What is required —
Return nothing but the lines from the line with "Output the text content of this document." through the last line of the entries that follow, copied exactly and free of pictures.

Given records —
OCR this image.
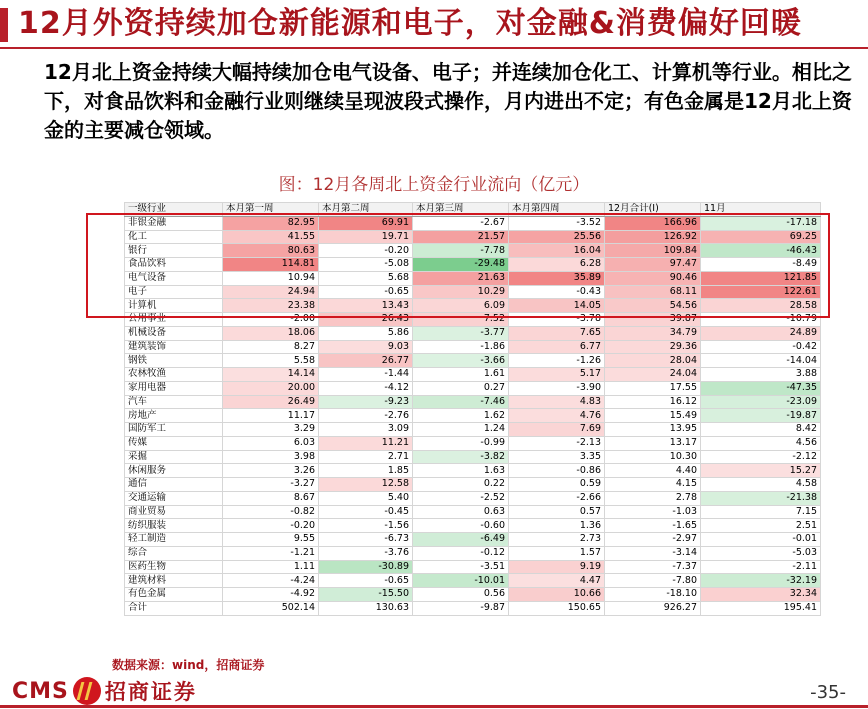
12月外资持续加仓新能源和电子，对金融&消费偏好回暖
12月北上资金持续大幅持续加仓电气设备、电子；并连续加仓化工、计算机等行业。相比之下，对食品饮料和金融行业则继续呈现波段式操作，月内进出不定；有色金属是12月北上资金的主要减仓领域。
图：12月各周北上资金行业流向（亿元）
一级行业	本月第一周	本月第二周	本月第三周	本月第四周	12月合计(I)	11月
非银金融	82.95	69.91	-2.67	-3.52	166.96	-17.18
化工	41.55	19.71	21.57	25.56	126.92	69.25
银行	80.63	-0.20	-7.78	16.04	109.84	-46.43
食品饮料	114.81	-5.08	-29.48	6.28	97.47	-8.49
电气设备	10.94	5.68	21.63	35.89	90.46	121.85
电子	24.94	-0.65	10.29	-0.43	68.11	122.61
计算机	23.38	13.43	6.09	14.05	54.56	28.58
公用事业	-2.00	26.43	7.52	-3.78	39.87	-10.79
机械设备	18.06	5.86	-3.77	7.65	34.79	24.89
建筑装饰	8.27	9.03	-1.86	6.77	29.36	-0.42
钢铁	5.58	26.77	-3.66	-1.26	28.04	-14.04
农林牧渔	14.14	-1.44	1.61	5.17	24.04	3.88
家用电器	20.00	-4.12	0.27	-3.90	17.55	-47.35
汽车	26.49	-9.23	-7.46	4.83	16.12	-23.09
房地产	11.17	-2.76	1.62	4.76	15.49	-19.87
国防军工	3.29	3.09	1.24	7.69	13.95	8.42
传媒	6.03	11.21	-0.99	-2.13	13.17	4.56
采掘	3.98	2.71	-3.82	3.35	10.30	-2.12
休闲服务	3.26	1.85	1.63	-0.86	4.40	15.27
通信	-3.27	12.58	0.22	0.59	4.15	4.58
交通运输	8.67	5.40	-2.52	-2.66	2.78	-21.38
商业贸易	-0.82	-0.45	0.63	0.57	-1.03	7.15
纺织服装	-0.20	-1.56	-0.60	1.36	-1.65	2.51
轻工制造	9.55	-6.73	-6.49	2.73	-2.97	-0.01
综合	-1.21	-3.76	-0.12	1.57	-3.14	-5.03
医药生物	1.11	-30.89	-3.51	9.19	-7.37	-2.11
建筑材料	-4.24	-0.65	-10.01	4.47	-7.80	-32.19
有色金属	-4.92	-15.50	0.56	10.66	-18.10	32.34
合计	502.14	130.63	-9.87	150.65	926.27	195.41
数据来源：wind，招商证券
CMS 招商证券	-35-
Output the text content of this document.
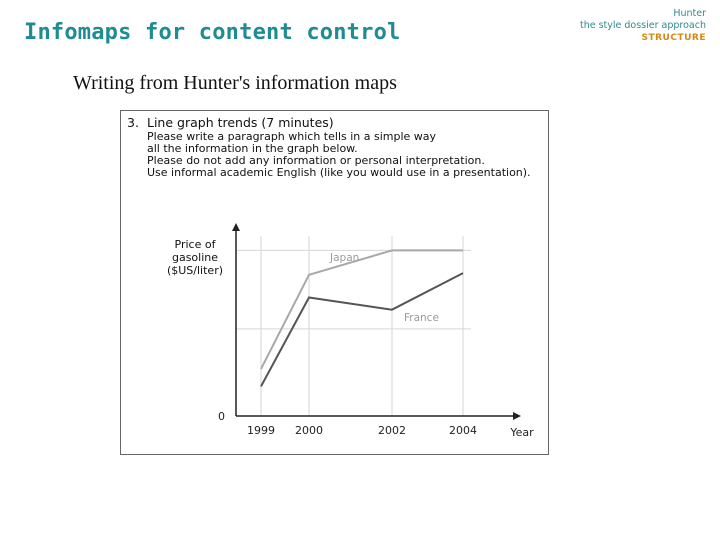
Infomaps for content control
Hunter
the style dossier approach
STRUCTURE
Writing from Hunter's information maps
3. Line graph trends (7 minutes)
Please write a paragraph which tells in a simple way
all the information in the graph below.
Please do not add any information or personal interpretation.
Use informal academic English (like you would use in a presentation).
Price of gasoline ($US/liter)
0
1999 2000	2002	2004	Year
Japan
France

Solution for this problem —
Output the text content of this document.
Infomaps for content control
Hunter
the style dossier approach
STRUCTURE
Writing from Hunter's information maps
3. Line graph trends (7 minutes)
Please write a paragraph which tells in a simple way
all the information in the graph below.
Please do not add any information or personal interpretation.
Use informal academic English (like you would use in a presentation).
Price of gasoline ($US/liter)
0
1999 2000	2002	2004	Year
Japan
France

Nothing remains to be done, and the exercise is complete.